> [WRITTEN PROBLEM] Scan the data below for the string "more". Show every line where it turns up.

______

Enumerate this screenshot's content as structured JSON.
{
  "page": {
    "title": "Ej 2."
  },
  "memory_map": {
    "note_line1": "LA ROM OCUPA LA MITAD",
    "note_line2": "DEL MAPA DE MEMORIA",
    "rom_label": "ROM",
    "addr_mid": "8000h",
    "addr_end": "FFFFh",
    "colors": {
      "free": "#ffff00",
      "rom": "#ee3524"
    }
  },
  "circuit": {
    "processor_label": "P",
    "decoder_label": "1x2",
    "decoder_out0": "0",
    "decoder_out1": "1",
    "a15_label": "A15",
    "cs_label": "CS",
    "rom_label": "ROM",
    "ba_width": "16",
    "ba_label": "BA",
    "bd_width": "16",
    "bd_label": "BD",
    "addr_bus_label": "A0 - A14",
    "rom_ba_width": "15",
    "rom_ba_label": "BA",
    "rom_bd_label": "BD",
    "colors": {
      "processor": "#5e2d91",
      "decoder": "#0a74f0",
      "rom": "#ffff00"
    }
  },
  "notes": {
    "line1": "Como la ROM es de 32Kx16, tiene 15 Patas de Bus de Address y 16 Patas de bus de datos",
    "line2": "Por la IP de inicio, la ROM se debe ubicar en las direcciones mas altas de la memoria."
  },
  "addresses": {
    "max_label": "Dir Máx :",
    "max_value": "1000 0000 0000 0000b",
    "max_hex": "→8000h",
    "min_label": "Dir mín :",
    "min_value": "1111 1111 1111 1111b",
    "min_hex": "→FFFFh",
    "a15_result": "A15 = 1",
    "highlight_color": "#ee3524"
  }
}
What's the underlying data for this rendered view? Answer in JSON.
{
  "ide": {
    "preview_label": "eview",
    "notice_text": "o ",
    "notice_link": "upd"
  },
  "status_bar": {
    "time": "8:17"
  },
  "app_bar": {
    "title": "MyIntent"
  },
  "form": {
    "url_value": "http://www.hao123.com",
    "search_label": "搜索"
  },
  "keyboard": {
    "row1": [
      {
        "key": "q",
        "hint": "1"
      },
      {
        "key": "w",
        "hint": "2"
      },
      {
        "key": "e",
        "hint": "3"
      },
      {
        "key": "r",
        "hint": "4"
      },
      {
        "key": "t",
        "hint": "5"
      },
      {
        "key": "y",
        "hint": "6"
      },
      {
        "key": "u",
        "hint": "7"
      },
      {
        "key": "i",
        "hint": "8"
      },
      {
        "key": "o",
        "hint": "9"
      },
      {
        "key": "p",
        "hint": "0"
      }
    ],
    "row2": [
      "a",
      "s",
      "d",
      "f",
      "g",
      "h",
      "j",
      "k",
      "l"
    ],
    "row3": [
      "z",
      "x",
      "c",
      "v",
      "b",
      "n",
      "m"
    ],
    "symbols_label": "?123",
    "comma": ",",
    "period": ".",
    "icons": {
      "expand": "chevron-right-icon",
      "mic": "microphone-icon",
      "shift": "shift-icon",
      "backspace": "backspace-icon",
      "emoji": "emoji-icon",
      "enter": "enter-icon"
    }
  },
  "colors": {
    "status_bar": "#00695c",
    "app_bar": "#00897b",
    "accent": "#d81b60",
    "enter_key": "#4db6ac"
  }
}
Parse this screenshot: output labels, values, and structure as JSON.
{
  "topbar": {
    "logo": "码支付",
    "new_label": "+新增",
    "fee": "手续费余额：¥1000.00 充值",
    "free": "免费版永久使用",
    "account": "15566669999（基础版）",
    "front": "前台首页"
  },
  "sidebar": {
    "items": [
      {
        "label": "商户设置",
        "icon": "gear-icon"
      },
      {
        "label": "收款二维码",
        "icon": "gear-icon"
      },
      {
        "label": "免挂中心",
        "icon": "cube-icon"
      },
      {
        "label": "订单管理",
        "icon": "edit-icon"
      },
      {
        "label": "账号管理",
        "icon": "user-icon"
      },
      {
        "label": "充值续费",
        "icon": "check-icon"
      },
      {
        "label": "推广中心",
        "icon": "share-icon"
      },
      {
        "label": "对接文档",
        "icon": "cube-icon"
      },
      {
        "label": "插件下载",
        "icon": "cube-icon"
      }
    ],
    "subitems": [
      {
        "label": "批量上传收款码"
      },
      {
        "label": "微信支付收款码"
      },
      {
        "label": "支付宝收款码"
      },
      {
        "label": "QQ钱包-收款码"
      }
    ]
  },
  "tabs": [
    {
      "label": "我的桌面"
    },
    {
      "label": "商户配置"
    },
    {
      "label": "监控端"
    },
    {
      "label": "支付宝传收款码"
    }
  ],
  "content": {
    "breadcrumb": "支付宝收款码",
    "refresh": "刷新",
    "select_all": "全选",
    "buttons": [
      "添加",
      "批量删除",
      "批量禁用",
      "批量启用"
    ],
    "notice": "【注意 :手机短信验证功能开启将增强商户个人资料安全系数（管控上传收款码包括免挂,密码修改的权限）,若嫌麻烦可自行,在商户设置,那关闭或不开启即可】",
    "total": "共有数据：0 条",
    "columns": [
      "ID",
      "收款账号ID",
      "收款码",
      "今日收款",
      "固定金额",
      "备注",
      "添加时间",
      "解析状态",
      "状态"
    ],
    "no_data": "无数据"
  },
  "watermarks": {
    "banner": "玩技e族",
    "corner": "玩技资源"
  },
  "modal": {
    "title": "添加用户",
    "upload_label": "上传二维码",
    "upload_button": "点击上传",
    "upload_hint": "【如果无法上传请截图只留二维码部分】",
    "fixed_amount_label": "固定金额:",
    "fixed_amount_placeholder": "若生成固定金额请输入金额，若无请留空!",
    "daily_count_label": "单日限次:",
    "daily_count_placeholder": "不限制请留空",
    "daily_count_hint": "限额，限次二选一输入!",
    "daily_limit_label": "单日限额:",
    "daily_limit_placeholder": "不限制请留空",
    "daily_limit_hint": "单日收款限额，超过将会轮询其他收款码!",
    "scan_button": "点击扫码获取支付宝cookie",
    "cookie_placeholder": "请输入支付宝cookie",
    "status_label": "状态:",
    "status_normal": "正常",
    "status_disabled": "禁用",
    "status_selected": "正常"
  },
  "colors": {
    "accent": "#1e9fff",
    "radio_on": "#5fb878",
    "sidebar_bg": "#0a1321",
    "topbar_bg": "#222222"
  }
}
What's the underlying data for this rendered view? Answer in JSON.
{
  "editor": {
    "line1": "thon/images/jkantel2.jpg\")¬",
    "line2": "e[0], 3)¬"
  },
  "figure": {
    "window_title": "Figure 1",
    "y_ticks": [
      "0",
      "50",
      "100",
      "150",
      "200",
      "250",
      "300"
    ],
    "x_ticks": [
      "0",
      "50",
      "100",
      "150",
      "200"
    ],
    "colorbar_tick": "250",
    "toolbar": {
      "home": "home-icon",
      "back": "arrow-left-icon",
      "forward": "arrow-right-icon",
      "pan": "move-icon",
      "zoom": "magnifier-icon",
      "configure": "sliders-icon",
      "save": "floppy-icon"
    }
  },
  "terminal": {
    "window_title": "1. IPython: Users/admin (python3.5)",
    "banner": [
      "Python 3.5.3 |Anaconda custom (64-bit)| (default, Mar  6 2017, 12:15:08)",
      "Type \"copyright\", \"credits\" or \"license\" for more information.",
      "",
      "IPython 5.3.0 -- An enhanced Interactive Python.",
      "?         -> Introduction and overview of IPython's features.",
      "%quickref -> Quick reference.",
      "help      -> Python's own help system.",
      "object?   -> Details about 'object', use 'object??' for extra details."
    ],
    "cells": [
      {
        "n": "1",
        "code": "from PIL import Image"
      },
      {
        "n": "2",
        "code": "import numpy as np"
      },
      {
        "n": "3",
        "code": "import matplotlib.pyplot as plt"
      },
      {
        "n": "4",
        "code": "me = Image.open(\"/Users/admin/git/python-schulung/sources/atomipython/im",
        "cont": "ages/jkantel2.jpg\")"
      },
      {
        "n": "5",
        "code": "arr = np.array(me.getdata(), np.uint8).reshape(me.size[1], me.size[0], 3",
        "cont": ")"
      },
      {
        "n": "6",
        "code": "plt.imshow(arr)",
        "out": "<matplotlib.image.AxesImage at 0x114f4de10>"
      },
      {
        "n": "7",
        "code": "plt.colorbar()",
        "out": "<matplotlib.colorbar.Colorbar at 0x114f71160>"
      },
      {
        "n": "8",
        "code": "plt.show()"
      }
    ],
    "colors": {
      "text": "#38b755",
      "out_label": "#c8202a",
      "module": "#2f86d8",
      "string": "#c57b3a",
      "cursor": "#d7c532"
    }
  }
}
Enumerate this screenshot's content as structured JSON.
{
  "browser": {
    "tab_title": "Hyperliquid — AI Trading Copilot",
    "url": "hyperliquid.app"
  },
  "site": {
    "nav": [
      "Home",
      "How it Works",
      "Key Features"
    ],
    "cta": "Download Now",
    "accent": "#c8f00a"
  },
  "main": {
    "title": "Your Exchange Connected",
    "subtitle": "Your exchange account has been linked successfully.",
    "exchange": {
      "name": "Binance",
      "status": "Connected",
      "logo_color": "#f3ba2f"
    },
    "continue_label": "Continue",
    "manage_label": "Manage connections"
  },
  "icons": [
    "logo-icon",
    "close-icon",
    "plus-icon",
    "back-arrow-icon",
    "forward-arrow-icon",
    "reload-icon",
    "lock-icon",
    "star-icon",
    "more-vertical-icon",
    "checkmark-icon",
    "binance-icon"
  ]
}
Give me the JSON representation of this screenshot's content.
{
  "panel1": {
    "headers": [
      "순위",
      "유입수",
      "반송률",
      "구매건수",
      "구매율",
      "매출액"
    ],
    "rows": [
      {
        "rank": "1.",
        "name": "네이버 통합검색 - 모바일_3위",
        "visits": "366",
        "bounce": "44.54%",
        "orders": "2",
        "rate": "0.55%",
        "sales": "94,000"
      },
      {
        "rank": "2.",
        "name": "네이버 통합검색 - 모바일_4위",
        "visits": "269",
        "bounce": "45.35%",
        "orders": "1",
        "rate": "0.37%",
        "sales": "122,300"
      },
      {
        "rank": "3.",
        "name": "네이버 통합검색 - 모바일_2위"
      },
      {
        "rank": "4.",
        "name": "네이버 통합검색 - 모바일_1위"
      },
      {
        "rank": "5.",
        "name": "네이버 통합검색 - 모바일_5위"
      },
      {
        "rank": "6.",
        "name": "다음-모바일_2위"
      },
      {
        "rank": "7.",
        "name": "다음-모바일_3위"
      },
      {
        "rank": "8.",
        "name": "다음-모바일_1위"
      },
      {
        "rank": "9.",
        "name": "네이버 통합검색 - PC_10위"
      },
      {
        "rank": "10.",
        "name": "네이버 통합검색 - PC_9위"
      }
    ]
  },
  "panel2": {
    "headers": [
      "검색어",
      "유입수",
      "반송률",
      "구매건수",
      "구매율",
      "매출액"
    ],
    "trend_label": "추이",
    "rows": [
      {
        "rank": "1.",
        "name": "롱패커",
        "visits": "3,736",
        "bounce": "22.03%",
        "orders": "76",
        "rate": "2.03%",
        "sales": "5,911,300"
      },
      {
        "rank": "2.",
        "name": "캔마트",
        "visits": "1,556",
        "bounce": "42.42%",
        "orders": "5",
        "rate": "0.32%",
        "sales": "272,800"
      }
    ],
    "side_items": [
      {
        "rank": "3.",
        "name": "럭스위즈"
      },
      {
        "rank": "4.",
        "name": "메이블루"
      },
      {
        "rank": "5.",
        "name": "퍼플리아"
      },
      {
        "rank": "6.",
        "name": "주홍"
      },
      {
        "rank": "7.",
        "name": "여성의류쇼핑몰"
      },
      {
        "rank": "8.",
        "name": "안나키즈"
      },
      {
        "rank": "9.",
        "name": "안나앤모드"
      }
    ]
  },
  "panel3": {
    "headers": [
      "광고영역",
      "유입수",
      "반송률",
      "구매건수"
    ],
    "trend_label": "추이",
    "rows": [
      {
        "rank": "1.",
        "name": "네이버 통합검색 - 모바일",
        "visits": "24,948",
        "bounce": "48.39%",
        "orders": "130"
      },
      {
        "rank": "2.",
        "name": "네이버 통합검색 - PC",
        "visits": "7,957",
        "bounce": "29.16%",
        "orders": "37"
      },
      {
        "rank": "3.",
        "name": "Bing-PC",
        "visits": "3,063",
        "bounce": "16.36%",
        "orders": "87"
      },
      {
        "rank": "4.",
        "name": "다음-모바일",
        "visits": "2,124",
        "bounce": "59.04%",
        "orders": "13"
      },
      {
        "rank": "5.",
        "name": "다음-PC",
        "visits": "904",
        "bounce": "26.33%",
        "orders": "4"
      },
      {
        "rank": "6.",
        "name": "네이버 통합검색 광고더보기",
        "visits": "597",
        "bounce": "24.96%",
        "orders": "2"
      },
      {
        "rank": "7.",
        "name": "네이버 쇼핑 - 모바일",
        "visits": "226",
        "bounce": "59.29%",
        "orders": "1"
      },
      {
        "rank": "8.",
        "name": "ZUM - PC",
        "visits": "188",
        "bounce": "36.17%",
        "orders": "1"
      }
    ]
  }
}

______

> [EXERCISE ANSWER]
      "Type \"copyright\", \"credits\" or \"license\" for more information.",
    "more-vertical-icon",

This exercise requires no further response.